> **Instruction A**
In the passage on the Fraser River sockeye hearings, which organization was Dr. Stewart McKinnell from?

> **Source passage**
__________

To see transcripts for the sessions on Habitat in the Marine Environment and Aboriginal Fishing:

 

On July 6th, Dr. Stewart McKinnell from the North Pacific Marine Science Organization was questioned about his expert report on the decline of Fraser River sockeye in relation to marine ecology.

On July 7, counsel for the Aquaculture Coalition questioned Dr. Richard Beamish, DFO, about a report he authored: anomalous ocean conditions may explain the recent extreme variability in Fraser River sockeye salmon production. The report suggests that “poor early marine survival [of Fraser sockeye] was likely due to low food levels arising from unfavourable wind and river discharge conditions in the Strait of Georgia and the Queen Charlotte Sound-Hecate Strait region in the spring of 2007” [see page 2 of the report]. Counsel asked Dr. Beamish if “The connection to prey abundance…and survival of sockeye salmon…is merely speculative?”

Dr. Beamish replied, “Yes, that’s true” [see transcripts page 95, line 20]. The questioning continued and Dr. Beamish admitted that he did not have any “direct evidence of prey abundance” to support the theory in his paper.

On July 7, Watershed Watch counsel questioned Dr. David Welch, Kintama Research, on some interesting theories related to the type of decline witnessed in Fraser River sockeye as reported in Dr. McKinnell’s expert report, which appeared to contrast to theories presented in Dr. Peterman’s expert report on Fraser sockeye production dynamics. Dr. Welch was a peer reviewer of both reports. Welch commented that McKinnell’s report suggested the 1992 sockeye decline was abrupt, as opposed to Peterman’s theory which purports it was a more gradual drop [starts on page 34, line 2]. Welch went on to say that both reports do not solely pin-point the cause of the decline to the Strait of Georgia region.

Mr. Leadem, counsel for Watershed Watch, questioned Dr. Dick Beamish [see page 37, line 22] in reference to his report, which was criticized the previous day for a lack of substantiating prey abundance data to support his theory. An email between DFO scientists Marc Trudell and Dave Mackas discussing this issue was entered into evidence. It included:

“Dick doesn’t have any plankton data in his paper, he just hypothesized that the low return of Fraser River sockeye in 2007 was due to poor/low plankton production. But could not substantiate his interpretation with plankton data; just with Mixed-Layer Depth from the Nanoose station and Wind data.”

__________

> **Instruction B**
Reproduce the records from their start through the line that contains "The conveyor rail 20 is at (396, 717).", inclusive.

> **Dataset content**
__________

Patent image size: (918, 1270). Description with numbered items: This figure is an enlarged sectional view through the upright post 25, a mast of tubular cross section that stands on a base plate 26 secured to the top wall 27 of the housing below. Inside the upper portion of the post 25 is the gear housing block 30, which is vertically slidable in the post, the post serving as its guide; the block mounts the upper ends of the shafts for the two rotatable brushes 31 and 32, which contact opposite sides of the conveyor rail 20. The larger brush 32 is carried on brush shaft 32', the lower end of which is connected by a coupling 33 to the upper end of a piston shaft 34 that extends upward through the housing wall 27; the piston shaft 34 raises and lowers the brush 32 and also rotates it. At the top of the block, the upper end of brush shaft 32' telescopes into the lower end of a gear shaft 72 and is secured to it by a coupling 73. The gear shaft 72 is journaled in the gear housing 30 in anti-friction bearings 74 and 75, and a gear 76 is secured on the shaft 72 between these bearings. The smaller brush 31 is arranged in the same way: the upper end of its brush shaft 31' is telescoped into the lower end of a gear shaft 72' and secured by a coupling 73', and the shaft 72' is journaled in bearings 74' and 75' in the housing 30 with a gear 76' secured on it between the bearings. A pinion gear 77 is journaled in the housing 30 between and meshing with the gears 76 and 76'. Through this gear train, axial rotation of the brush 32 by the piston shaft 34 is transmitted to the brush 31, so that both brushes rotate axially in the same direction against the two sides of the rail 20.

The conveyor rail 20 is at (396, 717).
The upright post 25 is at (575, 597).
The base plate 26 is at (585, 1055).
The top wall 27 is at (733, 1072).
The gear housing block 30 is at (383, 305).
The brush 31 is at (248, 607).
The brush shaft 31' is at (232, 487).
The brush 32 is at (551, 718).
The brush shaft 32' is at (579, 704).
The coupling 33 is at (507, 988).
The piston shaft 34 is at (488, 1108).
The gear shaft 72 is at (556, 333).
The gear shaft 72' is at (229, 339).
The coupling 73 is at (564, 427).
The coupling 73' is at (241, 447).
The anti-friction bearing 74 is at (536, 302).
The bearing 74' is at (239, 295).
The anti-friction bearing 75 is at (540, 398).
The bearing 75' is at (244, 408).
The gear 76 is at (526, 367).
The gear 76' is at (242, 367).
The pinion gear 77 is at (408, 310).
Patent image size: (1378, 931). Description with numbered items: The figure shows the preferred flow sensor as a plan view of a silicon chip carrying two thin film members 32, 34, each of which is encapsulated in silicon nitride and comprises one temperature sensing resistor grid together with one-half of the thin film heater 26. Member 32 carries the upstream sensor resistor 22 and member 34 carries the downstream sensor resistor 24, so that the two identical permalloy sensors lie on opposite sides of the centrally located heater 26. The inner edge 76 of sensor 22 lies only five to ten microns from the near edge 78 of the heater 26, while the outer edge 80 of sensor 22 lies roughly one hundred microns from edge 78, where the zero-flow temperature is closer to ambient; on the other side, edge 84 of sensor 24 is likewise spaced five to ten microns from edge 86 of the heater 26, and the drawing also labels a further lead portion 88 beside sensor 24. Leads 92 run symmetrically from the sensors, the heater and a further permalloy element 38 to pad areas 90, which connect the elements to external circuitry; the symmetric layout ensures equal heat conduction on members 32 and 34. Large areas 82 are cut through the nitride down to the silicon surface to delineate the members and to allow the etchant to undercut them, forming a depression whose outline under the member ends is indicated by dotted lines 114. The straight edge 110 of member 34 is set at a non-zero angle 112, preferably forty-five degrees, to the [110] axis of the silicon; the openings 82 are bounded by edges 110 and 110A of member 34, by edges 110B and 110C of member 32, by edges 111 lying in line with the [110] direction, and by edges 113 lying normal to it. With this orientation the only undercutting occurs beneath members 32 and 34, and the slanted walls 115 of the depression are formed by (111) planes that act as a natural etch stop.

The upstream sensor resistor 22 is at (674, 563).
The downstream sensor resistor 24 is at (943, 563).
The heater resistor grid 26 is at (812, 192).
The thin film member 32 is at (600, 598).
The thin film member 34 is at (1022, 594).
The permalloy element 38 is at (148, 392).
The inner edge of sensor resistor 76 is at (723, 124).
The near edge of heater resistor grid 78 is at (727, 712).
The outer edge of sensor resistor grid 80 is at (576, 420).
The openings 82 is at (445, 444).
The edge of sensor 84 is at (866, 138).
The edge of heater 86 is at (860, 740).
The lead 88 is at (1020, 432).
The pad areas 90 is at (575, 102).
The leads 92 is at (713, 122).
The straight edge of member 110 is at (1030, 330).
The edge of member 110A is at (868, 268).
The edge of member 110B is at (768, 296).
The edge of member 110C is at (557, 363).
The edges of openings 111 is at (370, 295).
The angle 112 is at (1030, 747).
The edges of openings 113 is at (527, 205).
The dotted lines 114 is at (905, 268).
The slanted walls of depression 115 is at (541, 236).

__________

> **Correct response A**
The North Pacific Marine Science Organization.

> **Correct response B**
Patent image size: (918, 1270). Description with numbered items: This figure is an enlarged sectional view through the upright post 25, a mast of tubular cross section that stands on a base plate 26 secured to the top wall 27 of the housing below. Inside the upper portion of the post 25 is the gear housing block 30, which is vertically slidable in the post, the post serving as its guide; the block mounts the upper ends of the shafts for the two rotatable brushes 31 and 32, which contact opposite sides of the conveyor rail 20. The larger brush 32 is carried on brush shaft 32', the lower end of which is connected by a coupling 33 to the upper end of a piston shaft 34 that extends upward through the housing wall 27; the piston shaft 34 raises and lowers the brush 32 and also rotates it. At the top of the block, the upper end of brush shaft 32' telescopes into the lower end of a gear shaft 72 and is secured to it by a coupling 73. The gear shaft 72 is journaled in the gear housing 30 in anti-friction bearings 74 and 75, and a gear 76 is secured on the shaft 72 between these bearings. The smaller brush 31 is arranged in the same way: the upper end of its brush shaft 31' is telescoped into the lower end of a gear shaft 72' and secured by a coupling 73', and the shaft 72' is journaled in bearings 74' and 75' in the housing 30 with a gear 76' secured on it between the bearings. A pinion gear 77 is journaled in the housing 30 between and meshing with the gears 76 and 76'. Through this gear train, axial rotation of the brush 32 by the piston shaft 34 is transmitted to the brush 31, so that both brushes rotate axially in the same direction against the two sides of the rail 20.

The conveyor rail 20 is at (396, 717).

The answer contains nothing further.